In full and without deviation, write out the entries that follow.

···

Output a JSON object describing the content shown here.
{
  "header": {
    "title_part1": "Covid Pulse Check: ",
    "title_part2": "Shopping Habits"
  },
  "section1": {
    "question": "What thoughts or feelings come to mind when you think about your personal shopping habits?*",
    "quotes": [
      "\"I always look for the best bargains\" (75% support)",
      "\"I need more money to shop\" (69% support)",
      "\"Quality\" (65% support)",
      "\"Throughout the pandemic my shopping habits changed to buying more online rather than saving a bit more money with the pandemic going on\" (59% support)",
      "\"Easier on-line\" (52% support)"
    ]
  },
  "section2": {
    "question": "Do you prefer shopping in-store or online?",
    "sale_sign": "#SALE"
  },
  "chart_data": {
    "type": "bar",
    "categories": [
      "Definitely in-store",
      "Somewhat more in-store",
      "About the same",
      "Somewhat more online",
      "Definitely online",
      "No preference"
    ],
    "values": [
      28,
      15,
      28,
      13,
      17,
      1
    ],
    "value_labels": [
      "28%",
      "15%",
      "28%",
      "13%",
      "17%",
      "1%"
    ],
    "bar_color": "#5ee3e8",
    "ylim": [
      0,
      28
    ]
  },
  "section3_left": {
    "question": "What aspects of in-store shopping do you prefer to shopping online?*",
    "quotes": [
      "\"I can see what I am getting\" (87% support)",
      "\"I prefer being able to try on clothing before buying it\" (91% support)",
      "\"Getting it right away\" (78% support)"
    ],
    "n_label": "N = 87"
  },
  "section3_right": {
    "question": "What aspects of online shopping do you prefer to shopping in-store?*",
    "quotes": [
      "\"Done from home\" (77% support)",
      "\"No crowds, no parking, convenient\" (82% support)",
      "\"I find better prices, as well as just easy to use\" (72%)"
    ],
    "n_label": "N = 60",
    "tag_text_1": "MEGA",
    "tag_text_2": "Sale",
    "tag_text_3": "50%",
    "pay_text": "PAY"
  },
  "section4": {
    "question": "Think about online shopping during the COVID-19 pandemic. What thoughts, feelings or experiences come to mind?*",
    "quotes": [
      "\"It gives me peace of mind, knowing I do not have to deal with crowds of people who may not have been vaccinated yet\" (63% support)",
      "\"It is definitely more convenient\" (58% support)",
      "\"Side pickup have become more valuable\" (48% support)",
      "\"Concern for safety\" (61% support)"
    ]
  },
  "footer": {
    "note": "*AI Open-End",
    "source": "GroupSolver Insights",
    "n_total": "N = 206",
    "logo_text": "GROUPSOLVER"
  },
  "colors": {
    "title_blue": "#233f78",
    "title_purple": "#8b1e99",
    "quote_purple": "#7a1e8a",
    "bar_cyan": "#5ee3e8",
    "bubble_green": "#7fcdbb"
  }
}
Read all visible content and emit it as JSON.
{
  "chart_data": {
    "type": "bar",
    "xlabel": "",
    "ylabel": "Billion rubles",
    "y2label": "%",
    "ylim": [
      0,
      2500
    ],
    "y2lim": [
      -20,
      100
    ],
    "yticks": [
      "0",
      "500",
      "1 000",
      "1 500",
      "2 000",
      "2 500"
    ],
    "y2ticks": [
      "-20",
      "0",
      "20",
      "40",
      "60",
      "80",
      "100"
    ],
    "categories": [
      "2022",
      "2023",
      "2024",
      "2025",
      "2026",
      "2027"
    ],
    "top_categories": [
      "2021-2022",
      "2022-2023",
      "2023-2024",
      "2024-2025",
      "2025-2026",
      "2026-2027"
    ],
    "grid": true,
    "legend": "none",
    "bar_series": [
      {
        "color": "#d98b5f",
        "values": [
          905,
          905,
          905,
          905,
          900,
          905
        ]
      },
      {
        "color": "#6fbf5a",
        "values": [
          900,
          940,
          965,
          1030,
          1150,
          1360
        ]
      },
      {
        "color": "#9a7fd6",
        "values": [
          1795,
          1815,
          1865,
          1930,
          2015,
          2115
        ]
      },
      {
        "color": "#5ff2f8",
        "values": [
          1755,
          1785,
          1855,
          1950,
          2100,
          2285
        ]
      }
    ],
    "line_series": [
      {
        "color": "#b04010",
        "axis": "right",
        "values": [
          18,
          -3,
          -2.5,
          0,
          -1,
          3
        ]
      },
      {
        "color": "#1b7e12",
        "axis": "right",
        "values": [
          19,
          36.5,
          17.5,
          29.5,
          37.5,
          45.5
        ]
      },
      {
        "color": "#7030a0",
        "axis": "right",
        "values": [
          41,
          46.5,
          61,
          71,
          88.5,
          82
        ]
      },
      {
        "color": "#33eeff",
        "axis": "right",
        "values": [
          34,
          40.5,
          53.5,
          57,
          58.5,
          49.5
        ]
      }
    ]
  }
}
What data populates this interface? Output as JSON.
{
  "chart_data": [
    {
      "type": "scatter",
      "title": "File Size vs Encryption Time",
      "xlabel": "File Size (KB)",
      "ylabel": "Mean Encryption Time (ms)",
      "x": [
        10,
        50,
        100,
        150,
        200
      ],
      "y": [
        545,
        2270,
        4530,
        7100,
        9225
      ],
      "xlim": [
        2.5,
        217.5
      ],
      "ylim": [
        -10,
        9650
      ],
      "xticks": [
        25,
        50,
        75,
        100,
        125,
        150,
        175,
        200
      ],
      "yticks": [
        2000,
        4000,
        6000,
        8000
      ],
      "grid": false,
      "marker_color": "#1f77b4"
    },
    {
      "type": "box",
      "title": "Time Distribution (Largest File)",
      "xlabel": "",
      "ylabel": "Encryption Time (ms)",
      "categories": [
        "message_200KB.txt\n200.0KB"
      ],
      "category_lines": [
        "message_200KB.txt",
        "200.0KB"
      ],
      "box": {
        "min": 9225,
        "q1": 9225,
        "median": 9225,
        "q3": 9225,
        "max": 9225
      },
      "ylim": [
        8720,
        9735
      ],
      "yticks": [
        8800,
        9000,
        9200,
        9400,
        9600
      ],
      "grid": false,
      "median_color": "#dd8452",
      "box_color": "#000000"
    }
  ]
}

···

> _Solution for this task_:
Output a JSON object describing the content shown here.
{
  "header": {
    "title_part1": "Covid Pulse Check: ",
    "title_part2": "Shopping Habits"
  },
  "section1": {
    "question": "What thoughts or feelings come to mind when you think about your personal shopping habits?*",
    "quotes": [
      "\"I always look for the best bargains\" (75% support)",
      "\"I need more money to shop\" (69% support)",
      "\"Quality\" (65% support)",
      "\"Throughout the pandemic my shopping habits changed to buying more online rather than saving a bit more money with the pandemic going on\" (59% support)",
      "\"Easier on-line\" (52% support)"
    ]
  },
  "section2": {
    "question": "Do you prefer shopping in-store or online?",
    "sale_sign": "#SALE"
  },
  "chart_data": {
    "type": "bar",
    "categories": [
      "Definitely in-store",
      "Somewhat more in-store",
      "About the same",
      "Somewhat more online",
      "Definitely online",
      "No preference"
    ],
    "values": [
      28,
      15,
      28,
      13,
      17,
      1
    ],
    "value_labels": [
      "28%",
      "15%",
      "28%",
      "13%",
      "17%",
      "1%"
    ],
    "bar_color": "#5ee3e8",
    "ylim": [
      0,
      28
    ]
  },
  "section3_left": {
    "question": "What aspects of in-store shopping do you prefer to shopping online?*",
    "quotes": [
      "\"I can see what I am getting\" (87% support)",
      "\"I prefer being able to try on clothing before buying it\" (91% support)",
      "\"Getting it right away\" (78% support)"
    ],
    "n_label": "N = 87"
  },
  "section3_right": {
    "question": "What aspects of online shopping do you prefer to shopping in-store?*",
    "quotes": [
      "\"Done from home\" (77% support)",
      "\"No crowds, no parking, convenient\" (82% support)",
      "\"I find better prices, as well as just easy to use\" (72%)"
    ],
    "n_label": "N = 60",
    "tag_text_1": "MEGA",
    "tag_text_2": "Sale",
    "tag_text_3": "50%",
    "pay_text": "PAY"
  },
  "section4": {
    "question": "Think about online shopping during the COVID-19 pandemic. What thoughts, feelings or experiences come to mind?*",
    "quotes": [
      "\"It gives me peace of mind, knowing I do not have to deal with crowds of people who may not have been vaccinated yet\" (63% support)",
      "\"It is definitely more convenient\" (58% support)",
      "\"Side pickup have become more valuable\" (48% support)",
      "\"Concern for safety\" (61% support)"
    ]
  },
  "footer": {
    "note": "*AI Open-End",
    "source": "GroupSolver Insights",
    "n_total": "N = 206",
    "logo_text": "GROUPSOLVER"
  },
  "colors": {
    "title_blue": "#233f78",
    "title_purple": "#8b1e99",
    "quote_purple": "#7a1e8a",
    "bar_cyan": "#5ee3e8",
    "bubble_green": "#7fcdbb"
  }
}
Read all visible content and emit it as JSON.
{
  "chart_data": {
    "type": "bar",
    "xlabel": "",
    "ylabel": "Billion rubles",
    "y2label": "%",
    "ylim": [
      0,
      2500
    ],
    "y2lim": [
      -20,
      100
    ],
    "yticks": [
      "0",
      "500",
      "1 000",
      "1 500",
      "2 000",
      "2 500"
    ],
    "y2ticks": [
      "-20",
      "0",
      "20",
      "40",
      "60",
      "80",
      "100"
    ],
    "categories": [
      "2022",
      "2023",
      "2024",
      "2025",
      "2026",
      "2027"
    ],
    "top_categories": [
      "2021-2022",
      "2022-2023",
      "2023-2024",
      "2024-2025",
      "2025-2026",
      "2026-2027"
    ],
    "grid": true,
    "legend": "none",
    "bar_series": [
      {
        "color": "#d98b5f",
        "values": [
          905,
          905,
          905,
          905,
          900,
          905
        ]
      },
      {
        "color": "#6fbf5a",
        "values": [
          900,
          940,
          965,
          1030,
          1150,
          1360
        ]
      },
      {
        "color": "#9a7fd6",
        "values": [
          1795,
          1815,
          1865,
          1930,
          2015,
          2115
        ]
      },
      {
        "color": "#5ff2f8",
        "values": [
          1755,
          1785,
          1855,
          1950,
          2100,
          2285
        ]
      }
    ],
    "line_series": [
      {
        "color": "#b04010",
        "axis": "right",
        "values": [
          18,
          -3,
          -2.5,
          0,
          -1,
          3
        ]
      },
      {
        "color": "#1b7e12",
        "axis": "right",
        "values": [
          19,
          36.5,
          17.5,
          29.5,
          37.5,
          45.5
        ]
      },
      {
        "color": "#7030a0",
        "axis": "right",
        "values": [
          41,
          46.5,
          61,
          71,
          88.5,
          82
        ]
      },
      {
        "color": "#33eeff",
        "axis": "right",
        "values": [
          34,
          40.5,
          53.5,
          57,
          58.5,
          49.5
        ]
      }
    ]
  }
}
What data populates this interface? Output as JSON.
{
  "chart_data": [
    {
      "type": "scatter",
      "title": "File Size vs Encryption Time",
      "xlabel": "File Size (KB)",
      "ylabel": "Mean Encryption Time (ms)",
      "x": [
        10,
        50,
        100,
        150,
        200
      ],
      "y": [
        545,
        2270,
        4530,
        7100,
        9225
      ],
      "xlim": [
        2.5,
        217.5
      ],
      "ylim": [
        -10,
        9650
      ],
      "xticks": [
        25,
        50,
        75,
        100,
        125,
        150,
        175,
        200
      ],
      "yticks": [
        2000,
        4000,
        6000,
        8000
      ],
      "grid": false,
      "marker_color": "#1f77b4"
    },
    {
      "type": "box",
      "title": "Time Distribution (Largest File)",
      "xlabel": "",
      "ylabel": "Encryption Time (ms)",
      "categories": [
        "message_200KB.txt\n200.0KB"
      ],
      "category_lines": [
        "message_200KB.txt",
        "200.0KB"
      ],
      "box": {
        "min": 9225,
        "q1": 9225,
        "median": 9225,
        "q3": 9225,
        "max": 9225
      },
      "ylim": [
        8720,
        9735
      ],
      "yticks": [
        8800,
        9000,
        9200,
        9400,
        9600
      ],
      "grid": false,
      "median_color": "#dd8452",
      "box_color": "#000000"
    }
  ]
}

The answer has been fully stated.